What you will do
From the entries below, please gather each line containing the string "home".

Data for processing
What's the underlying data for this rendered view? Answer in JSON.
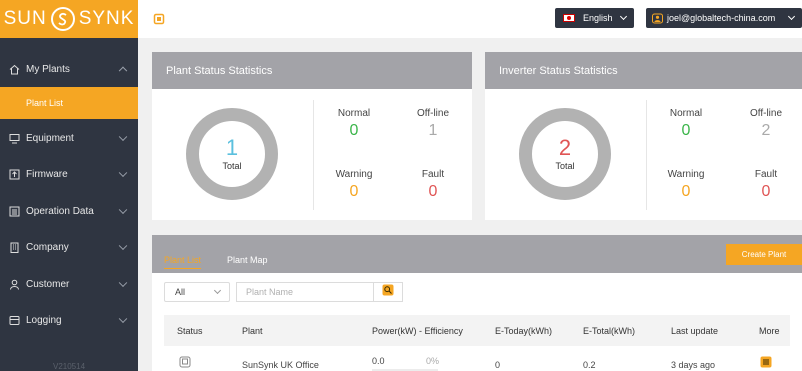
{
  "brand": {
    "left": "SUN",
    "right": "SYNK"
  },
  "sidebar": {
    "items": [
      {
        "label": "My Plants",
        "icon": "home-icon"
      },
      {
        "label": "Equipment",
        "icon": "monitor-icon"
      },
      {
        "label": "Firmware",
        "icon": "upload-icon"
      },
      {
        "label": "Operation Data",
        "icon": "list-icon"
      },
      {
        "label": "Company",
        "icon": "building-icon"
      },
      {
        "label": "Customer",
        "icon": "user-icon"
      },
      {
        "label": "Logging",
        "icon": "log-icon"
      }
    ],
    "sub_item": "Plant List",
    "version": "V210514"
  },
  "topbar": {
    "language": "English",
    "user": "joel@globaltech-china.com"
  },
  "plant_status": {
    "title": "Plant Status Statistics",
    "total": "1",
    "total_label": "Total",
    "normal_label": "Normal",
    "normal": "0",
    "offline_label": "Off-line",
    "offline": "1",
    "warning_label": "Warning",
    "warning": "0",
    "fault_label": "Fault",
    "fault": "0"
  },
  "inverter_status": {
    "title": "Inverter Status Statistics",
    "total": "2",
    "total_label": "Total",
    "normal_label": "Normal",
    "normal": "0",
    "offline_label": "Off-line",
    "offline": "2",
    "warning_label": "Warning",
    "warning": "0",
    "fault_label": "Fault",
    "fault": "0"
  },
  "plant_panel": {
    "tabs": [
      "Plant List",
      "Plant Map"
    ],
    "create_label": "Create Plant",
    "filter_value": "All",
    "search_placeholder": "Plant Name",
    "columns": [
      "Status",
      "Plant",
      "Power(kW) - Efficiency",
      "E-Today(kWh)",
      "E-Total(kWh)",
      "Last update",
      "More"
    ],
    "rows": [
      {
        "plant": "SunSynk UK Office",
        "power": "0.0",
        "efficiency": "0%",
        "e_today": "0",
        "e_total": "0.2",
        "last_update": "3 days ago"
      }
    ]
  },
  "colors": {
    "accent": "#f5a623",
    "sidebar": "#2f3541",
    "header_gray": "#a3a3a8",
    "normal_green": "#3bb54a",
    "offline_gray": "#aaaaaa",
    "warning_orange": "#f5a623",
    "fault_red": "#e05555",
    "plant_total_blue": "#5bc0de",
    "inverter_total_red": "#e05555"
  }
}
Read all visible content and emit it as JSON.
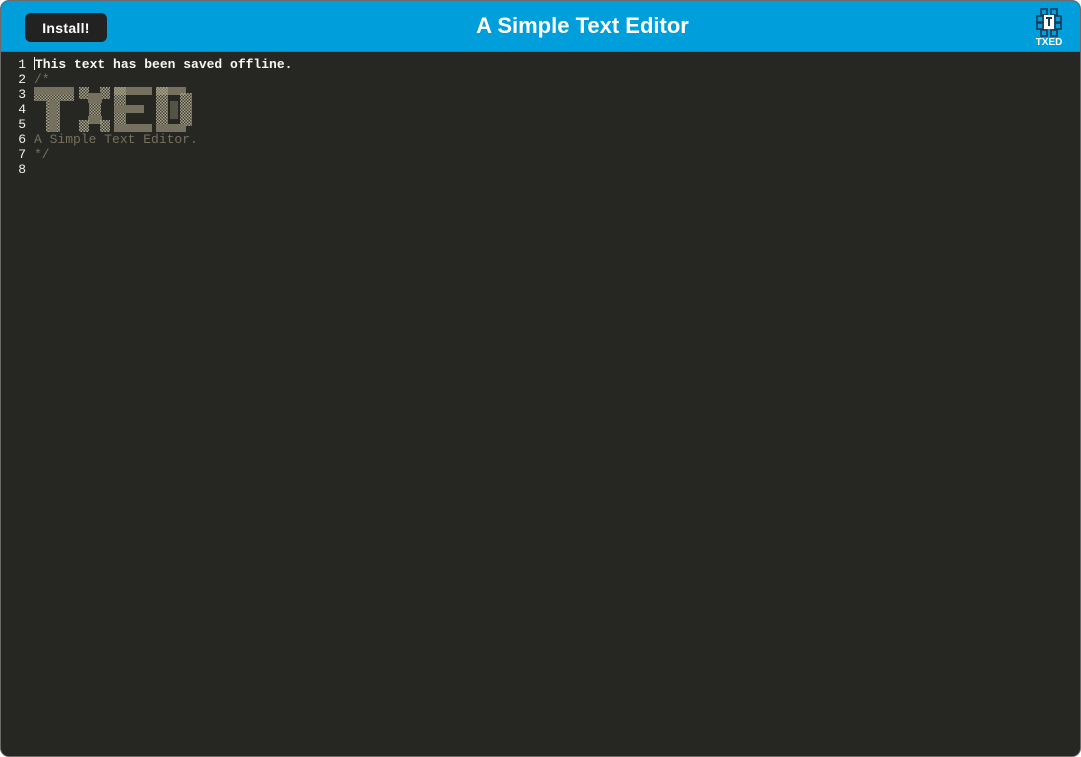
{
  "header": {
    "install_label": "Install!",
    "title": "A Simple Text Editor",
    "logo_text": "TXED"
  },
  "editor": {
    "line_numbers": [
      "1",
      "2",
      "3",
      "4",
      "5",
      "6",
      "7",
      "8"
    ],
    "lines": [
      "This text has been saved offline.",
      "/*",
      "",
      "",
      "",
      "A Simple Text Editor.",
      "*/",
      ""
    ],
    "ascii_art_word": "TXED"
  },
  "colors": {
    "header_bg": "#009fdc",
    "editor_bg": "#262723",
    "comment": "#75715e",
    "text": "#f8f8f2",
    "button_bg": "#222222"
  }
}
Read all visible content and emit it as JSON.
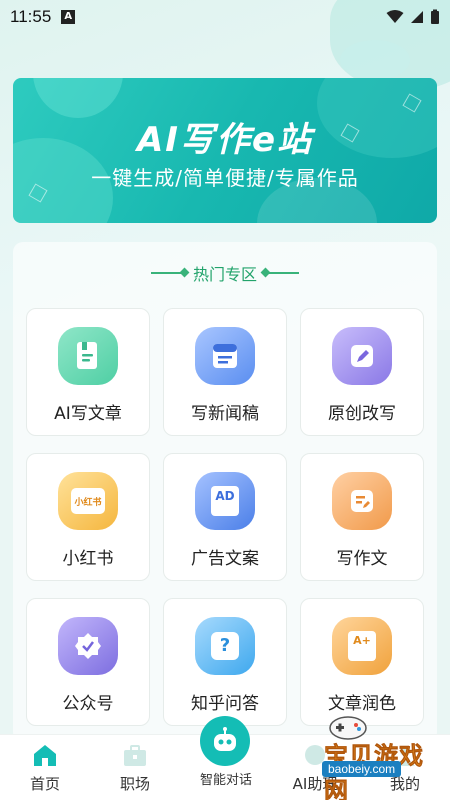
{
  "status_bar": {
    "time": "11:55",
    "a_badge": "A"
  },
  "banner": {
    "title": "AI写作e站",
    "subtitle": "一键生成/简单便捷/专属作品"
  },
  "section": {
    "title": "热门专区"
  },
  "cards": [
    {
      "label": "AI写文章",
      "icon": "document-icon",
      "color": "#4fcfa4"
    },
    {
      "label": "写新闻稿",
      "icon": "news-icon",
      "color": "#5a8ef0"
    },
    {
      "label": "原创改写",
      "icon": "pen-icon",
      "color": "#8a78e6"
    },
    {
      "label": "小红书",
      "icon": "xiaohongshu-icon",
      "color": "#f5b63e",
      "icon_text": "小红书"
    },
    {
      "label": "广告文案",
      "icon": "ad-icon",
      "color": "#4b7fe8",
      "icon_text": "AD"
    },
    {
      "label": "写作文",
      "icon": "essay-icon",
      "color": "#f19a4a"
    },
    {
      "label": "公众号",
      "icon": "badge-icon",
      "color": "#7d6ee0"
    },
    {
      "label": "知乎问答",
      "icon": "question-icon",
      "color": "#3ea8ee",
      "icon_text": "?"
    },
    {
      "label": "文章润色",
      "icon": "polish-icon",
      "color": "#f0a23c",
      "icon_text": "A+"
    }
  ],
  "tabbar": {
    "items": [
      {
        "label": "首页",
        "icon": "home-icon",
        "active": true
      },
      {
        "label": "职场",
        "icon": "briefcase-icon",
        "active": false
      },
      {
        "label": "智能对话",
        "icon": "robot-icon",
        "active": false
      },
      {
        "label": "AI助理",
        "icon": "assistant-icon",
        "active": false
      },
      {
        "label": "我的",
        "icon": "profile-icon",
        "active": false
      }
    ]
  },
  "watermark": {
    "text": "宝贝游戏网",
    "url": "baobeiy.com"
  },
  "colors": {
    "accent": "#14bdb5",
    "section_green": "#22a36b"
  }
}
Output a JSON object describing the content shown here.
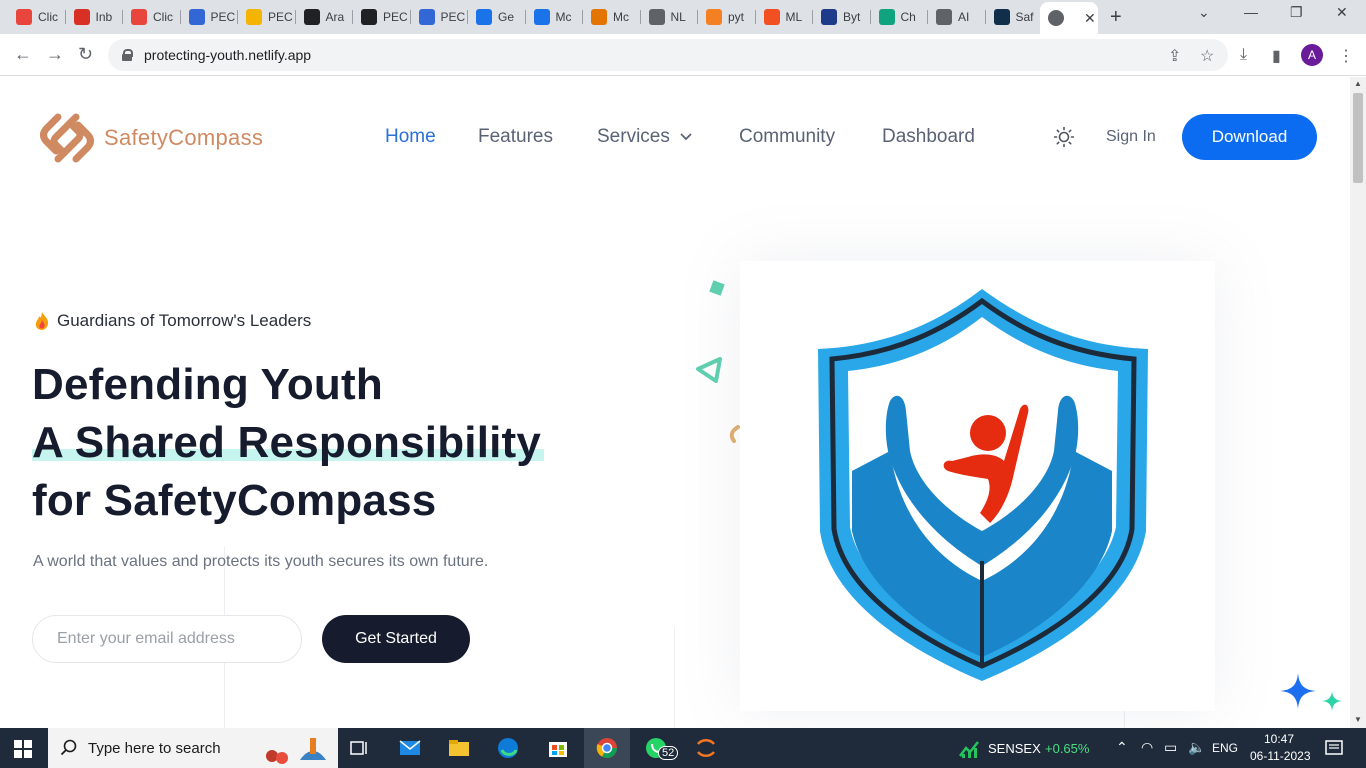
{
  "browser": {
    "tabs": [
      {
        "label": "Clic",
        "icon": "clickup-icon",
        "color": "#e8453c"
      },
      {
        "label": "Inb",
        "icon": "gmail-icon",
        "color": "#d93025"
      },
      {
        "label": "Clic",
        "icon": "clickup-icon",
        "color": "#e8453c"
      },
      {
        "label": "PEC",
        "icon": "docs-icon",
        "color": "#3367d6"
      },
      {
        "label": "PEC",
        "icon": "slides-icon",
        "color": "#f4b400"
      },
      {
        "label": "Ara",
        "icon": "github-icon",
        "color": "#202124"
      },
      {
        "label": "PEC",
        "icon": "pec-icon",
        "color": "#202124"
      },
      {
        "label": "PEC",
        "icon": "docs-icon",
        "color": "#3367d6"
      },
      {
        "label": "Ge",
        "icon": "k-icon",
        "color": "#1a73e8"
      },
      {
        "label": "Mc",
        "icon": "k-icon",
        "color": "#1a73e8"
      },
      {
        "label": "Mc",
        "icon": "book-icon",
        "color": "#e37400"
      },
      {
        "label": "NL",
        "icon": "globe-icon",
        "color": "#5f6368"
      },
      {
        "label": "pyt",
        "icon": "stackoverflow-icon",
        "color": "#f48024"
      },
      {
        "label": "ML",
        "icon": "ring-icon",
        "color": "#f25022"
      },
      {
        "label": "Byt",
        "icon": "un-icon",
        "color": "#1e3a8a"
      },
      {
        "label": "Ch",
        "icon": "chatgpt-icon",
        "color": "#10a37f"
      },
      {
        "label": "AI",
        "icon": "bot-icon",
        "color": "#5f6368"
      },
      {
        "label": "Saf",
        "icon": "d-icon",
        "color": "#0f2f4a"
      }
    ],
    "active_tab_close": "✕",
    "new_tab": "+",
    "url": "protecting-youth.netlify.app",
    "profile_initial": "A"
  },
  "site": {
    "logo_text": "SafetyCompass",
    "nav": {
      "home": "Home",
      "features": "Features",
      "services": "Services",
      "community": "Community",
      "dashboard": "Dashboard"
    },
    "signin": "Sign In",
    "download": "Download",
    "tagline": "Guardians of Tomorrow's Leaders",
    "headline": [
      "Defending Youth",
      "A Shared Responsibility",
      "for SafetyCompass"
    ],
    "subtext": "A world that values and protects its youth secures its own future.",
    "email_placeholder": "Enter your email address",
    "cta": "Get Started"
  },
  "taskbar": {
    "search_placeholder": "Type here to search",
    "whatsapp_badge": "52",
    "stock_name": "SENSEX",
    "stock_change": "+0.65%",
    "language": "ENG",
    "time": "10:47",
    "date": "06-11-2023"
  },
  "colors": {
    "accent_blue": "#0b6cf2",
    "nav_active": "#2b6fd9",
    "dark": "#161c2d",
    "logo_orange": "#d08a62",
    "highlight": "#c6f5f0"
  }
}
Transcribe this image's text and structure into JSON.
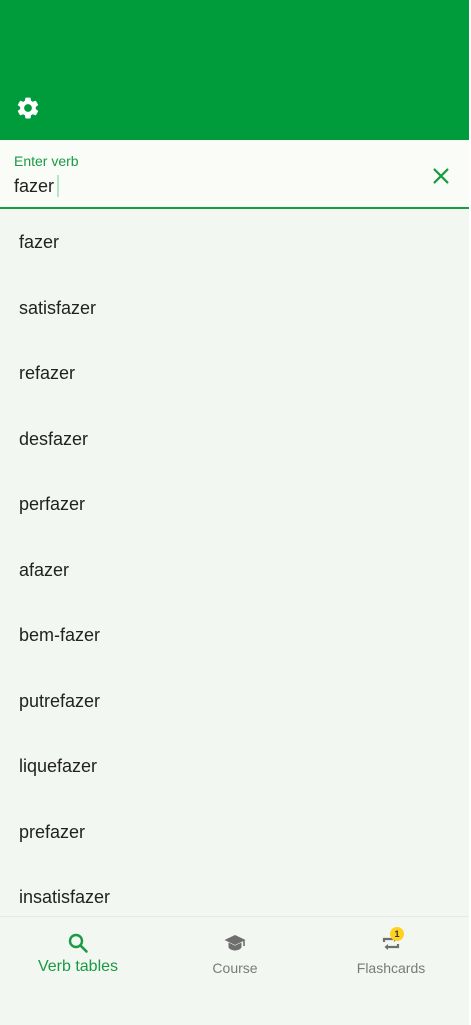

Correct result
        "icon": "home-icon"
        "icon": "home-icon",
      "home": "Home",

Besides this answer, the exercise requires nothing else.